* _Exercise requirements_: Copy out, unchanged, the entries below from the "Extract all readable text from this page." line to the final line. Omit pictures.

* _Stored rows_:
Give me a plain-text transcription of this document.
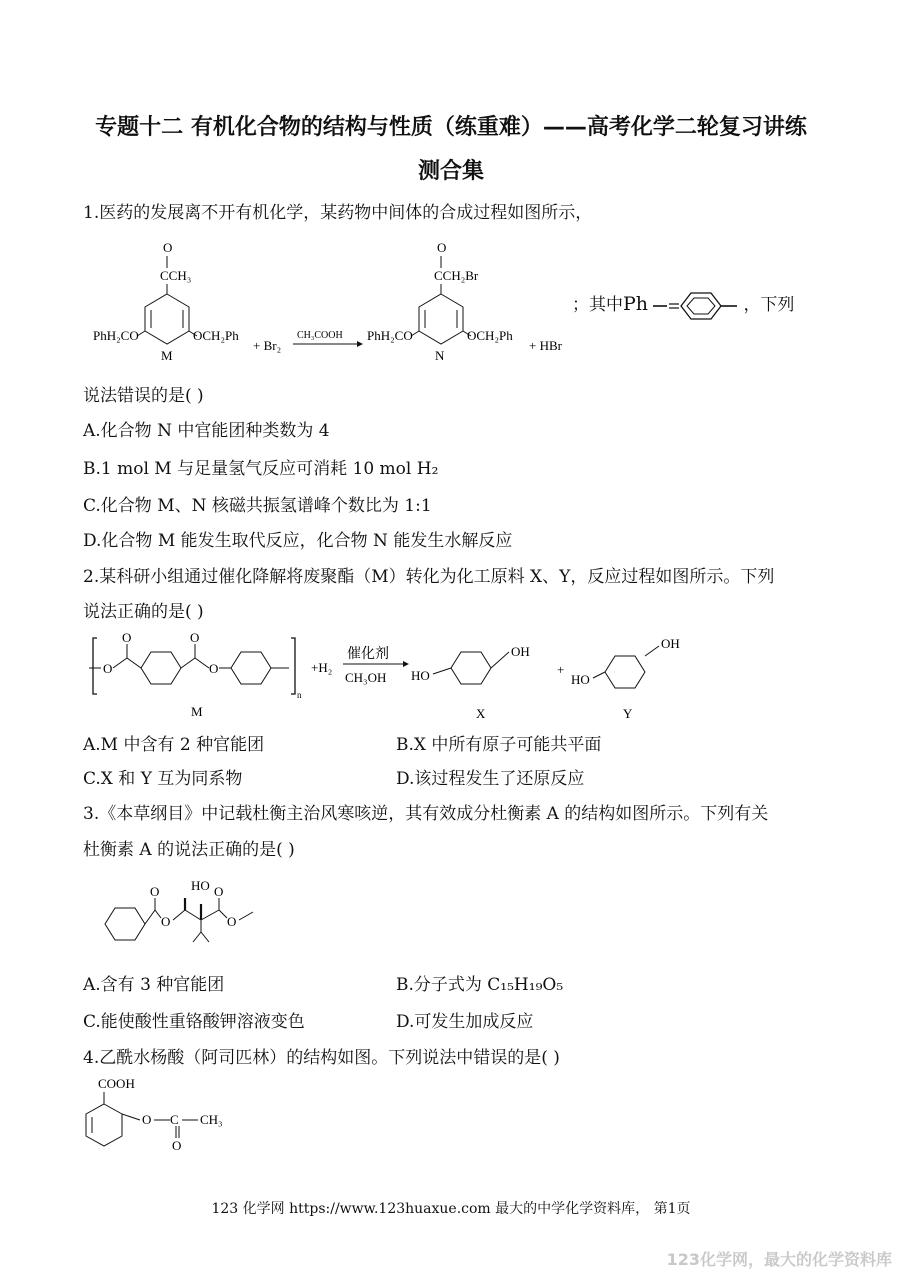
专题十二 有机化合物的结构与性质（练重难）——高考化学二轮复习讲练
测合集
1.医药的发展离不开有机化学，某药物中间体的合成过程如图所示，
O
CCH₃
PhH₂CO	OCH₂Ph
M
+ Br₂
CH₃COOH
O
CCH₂Br
PhH₂CO	OCH₂Ph
N
+ HBr
；其中Ph	，下列
说法错误的是( )
A.化合物 N 中官能团种类数为 4
B.1 mol M 与足量氢气反应可消耗 10 mol H₂
C.化合物 M、N 核磁共振氢谱峰个数比为 1:1
D.化合物 M 能发生取代反应，化合物 N 能发生水解反应
2.某科研小组通过催化降解将废聚酯（M）转化为化工原料 X、Y，反应过程如图所示。下列
说法正确的是( )
n
O
O	O
O
M
+H₂
催化剂
CH₃OH HO
OH
X
+
HO
OH
Y
A.M 中含有 2 种官能团	B.X 中所有原子可能共平面
C.X 和 Y 互为同系物	D.该过程发生了还原反应
3.《本草纲目》中记载杜衡主治风寒咳逆，其有效成分杜衡素 A 的结构如图所示。下列有关
杜衡素 A 的说法正确的是( )
O
O
HO O
O
A.含有 3 种官能团	B.分子式为 C₁₅H₁₉O₅
C.能使酸性重铬酸钾溶液变色	D.可发生加成反应
4.乙酰水杨酸（阿司匹林）的结构如图。下列说法中错误的是( )
COOH
O C
O
CH₃
123 化学网 https://www.123huaxue.com 最大的中学化学资料库， 第1页
123化学网，最大的化学资料库
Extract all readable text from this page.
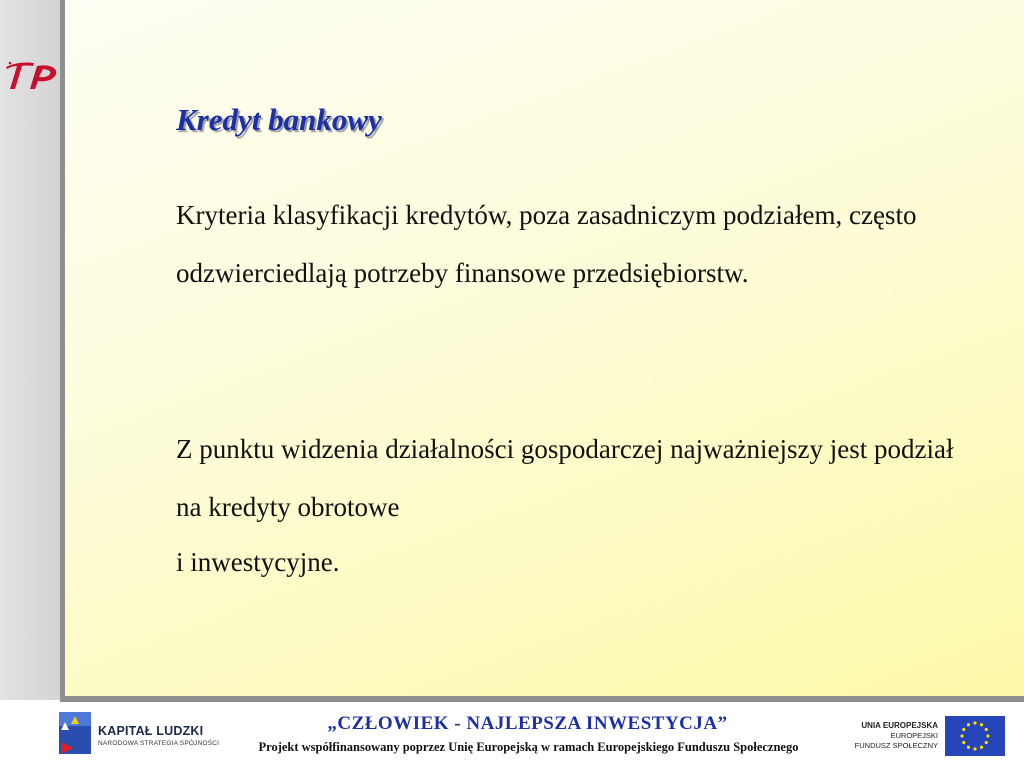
Kredyt bankowy

Kryteria klasyfikacji kredytów, poza zasadniczym podziałem, często odzwierciedlają potrzeby finansowe przedsiębiorstw.

Z punktu widzenia działalności gospodarczej najważniejszy jest podział na kredyty obrotowe
i inwestycyjne.

KAPITAŁ LUDZKI
NARODOWA STRATEGIA SPÓJNOŚCI
„CZŁOWIEK - NAJLEPSZA INWESTYCJA”
Projekt współfinansowany poprzez Unię Europejską w ramach Europejskiego Funduszu Społecznego
UNIA EUROPEJSKA
EUROPEJSKI
FUNDUSZ SPOŁECZNY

* _Response for this exercise_:
Extract all readable text from this page.
Kredyt bankowy

Kryteria klasyfikacji kredytów, poza zasadniczym podziałem, często odzwierciedlają potrzeby finansowe przedsiębiorstw.

Z punktu widzenia działalności gospodarczej najważniejszy jest podział na kredyty obrotowe
i inwestycyjne.

KAPITAŁ LUDZKI
NARODOWA STRATEGIA SPÓJNOŚCI
„CZŁOWIEK - NAJLEPSZA INWESTYCJA”
Projekt współfinansowany poprzez Unię Europejską w ramach Europejskiego Funduszu Społecznego
UNIA EUROPEJSKA
EUROPEJSKI
FUNDUSZ SPOŁECZNY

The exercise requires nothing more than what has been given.